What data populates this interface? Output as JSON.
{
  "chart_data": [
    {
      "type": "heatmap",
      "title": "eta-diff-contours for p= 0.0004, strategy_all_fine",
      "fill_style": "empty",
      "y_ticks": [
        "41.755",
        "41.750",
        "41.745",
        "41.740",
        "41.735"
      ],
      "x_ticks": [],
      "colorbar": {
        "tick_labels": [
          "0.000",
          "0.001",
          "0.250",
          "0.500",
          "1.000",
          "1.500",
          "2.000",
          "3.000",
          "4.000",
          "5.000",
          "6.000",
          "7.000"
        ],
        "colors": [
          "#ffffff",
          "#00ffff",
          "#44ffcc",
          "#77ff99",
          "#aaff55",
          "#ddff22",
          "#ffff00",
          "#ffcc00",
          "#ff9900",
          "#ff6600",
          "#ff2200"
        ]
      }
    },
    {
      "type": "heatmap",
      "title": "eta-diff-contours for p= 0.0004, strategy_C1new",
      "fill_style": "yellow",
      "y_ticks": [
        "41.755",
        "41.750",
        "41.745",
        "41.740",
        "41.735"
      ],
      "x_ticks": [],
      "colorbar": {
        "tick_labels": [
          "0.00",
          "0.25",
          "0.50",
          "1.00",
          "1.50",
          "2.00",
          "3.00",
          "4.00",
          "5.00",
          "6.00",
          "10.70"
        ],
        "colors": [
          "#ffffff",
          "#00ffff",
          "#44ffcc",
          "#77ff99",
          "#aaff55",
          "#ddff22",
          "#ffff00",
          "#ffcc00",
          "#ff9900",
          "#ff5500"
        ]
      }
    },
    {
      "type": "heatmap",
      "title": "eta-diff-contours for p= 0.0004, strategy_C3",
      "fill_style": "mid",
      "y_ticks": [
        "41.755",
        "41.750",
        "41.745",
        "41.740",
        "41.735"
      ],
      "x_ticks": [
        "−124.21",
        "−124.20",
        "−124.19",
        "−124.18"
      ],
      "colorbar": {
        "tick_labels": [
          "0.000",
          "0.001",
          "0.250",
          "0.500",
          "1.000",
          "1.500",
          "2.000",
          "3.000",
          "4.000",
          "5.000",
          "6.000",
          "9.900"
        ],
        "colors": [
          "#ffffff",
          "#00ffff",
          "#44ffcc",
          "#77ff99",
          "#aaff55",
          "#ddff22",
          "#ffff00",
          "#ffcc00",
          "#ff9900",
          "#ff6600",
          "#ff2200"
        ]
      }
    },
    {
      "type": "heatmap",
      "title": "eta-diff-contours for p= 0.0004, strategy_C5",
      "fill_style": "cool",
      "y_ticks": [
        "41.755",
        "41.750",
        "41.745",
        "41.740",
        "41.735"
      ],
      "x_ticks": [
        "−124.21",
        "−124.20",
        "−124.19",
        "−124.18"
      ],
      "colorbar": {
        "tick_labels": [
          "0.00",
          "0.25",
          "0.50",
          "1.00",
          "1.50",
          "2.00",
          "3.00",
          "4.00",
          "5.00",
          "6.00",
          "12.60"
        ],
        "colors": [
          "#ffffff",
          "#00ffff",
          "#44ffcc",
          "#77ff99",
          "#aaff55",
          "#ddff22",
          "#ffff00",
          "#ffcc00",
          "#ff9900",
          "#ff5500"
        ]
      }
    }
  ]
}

-=-=-=-=-

__Set problem__:
Make an exact copy of the material above.

__The solution__:
What data populates this interface? Output as JSON.
{
  "chart_data": [
    {
      "type": "heatmap",
      "title": "eta-diff-contours for p= 0.0004, strategy_all_fine",
      "fill_style": "empty",
      "y_ticks": [
        "41.755",
        "41.750",
        "41.745",
        "41.740",
        "41.735"
      ],
      "x_ticks": [],
      "colorbar": {
        "tick_labels": [
          "0.000",
          "0.001",
          "0.250",
          "0.500",
          "1.000",
          "1.500",
          "2.000",
          "3.000",
          "4.000",
          "5.000",
          "6.000",
          "7.000"
        ],
        "colors": [
          "#ffffff",
          "#00ffff",
          "#44ffcc",
          "#77ff99",
          "#aaff55",
          "#ddff22",
          "#ffff00",
          "#ffcc00",
          "#ff9900",
          "#ff6600",
          "#ff2200"
        ]
      }
    },
    {
      "type": "heatmap",
      "title": "eta-diff-contours for p= 0.0004, strategy_C1new",
      "fill_style": "yellow",
      "y_ticks": [
        "41.755",
        "41.750",
        "41.745",
        "41.740",
        "41.735"
      ],
      "x_ticks": [],
      "colorbar": {
        "tick_labels": [
          "0.00",
          "0.25",
          "0.50",
          "1.00",
          "1.50",
          "2.00",
          "3.00",
          "4.00",
          "5.00",
          "6.00",
          "10.70"
        ],
        "colors": [
          "#ffffff",
          "#00ffff",
          "#44ffcc",
          "#77ff99",
          "#aaff55",
          "#ddff22",
          "#ffff00",
          "#ffcc00",
          "#ff9900",
          "#ff5500"
        ]
      }
    },
    {
      "type": "heatmap",
      "title": "eta-diff-contours for p= 0.0004, strategy_C3",
      "fill_style": "mid",
      "y_ticks": [
        "41.755",
        "41.750",
        "41.745",
        "41.740",
        "41.735"
      ],
      "x_ticks": [
        "−124.21",
        "−124.20",
        "−124.19",
        "−124.18"
      ],
      "colorbar": {
        "tick_labels": [
          "0.000",
          "0.001",
          "0.250",
          "0.500",
          "1.000",
          "1.500",
          "2.000",
          "3.000",
          "4.000",
          "5.000",
          "6.000",
          "9.900"
        ],
        "colors": [
          "#ffffff",
          "#00ffff",
          "#44ffcc",
          "#77ff99",
          "#aaff55",
          "#ddff22",
          "#ffff00",
          "#ffcc00",
          "#ff9900",
          "#ff6600",
          "#ff2200"
        ]
      }
    },
    {
      "type": "heatmap",
      "title": "eta-diff-contours for p= 0.0004, strategy_C5",
      "fill_style": "cool",
      "y_ticks": [
        "41.755",
        "41.750",
        "41.745",
        "41.740",
        "41.735"
      ],
      "x_ticks": [
        "−124.21",
        "−124.20",
        "−124.19",
        "−124.18"
      ],
      "colorbar": {
        "tick_labels": [
          "0.00",
          "0.25",
          "0.50",
          "1.00",
          "1.50",
          "2.00",
          "3.00",
          "4.00",
          "5.00",
          "6.00",
          "12.60"
        ],
        "colors": [
          "#ffffff",
          "#00ffff",
          "#44ffcc",
          "#77ff99",
          "#aaff55",
          "#ddff22",
          "#ffff00",
          "#ffcc00",
          "#ff9900",
          "#ff5500"
        ]
      }
    }
  ]
}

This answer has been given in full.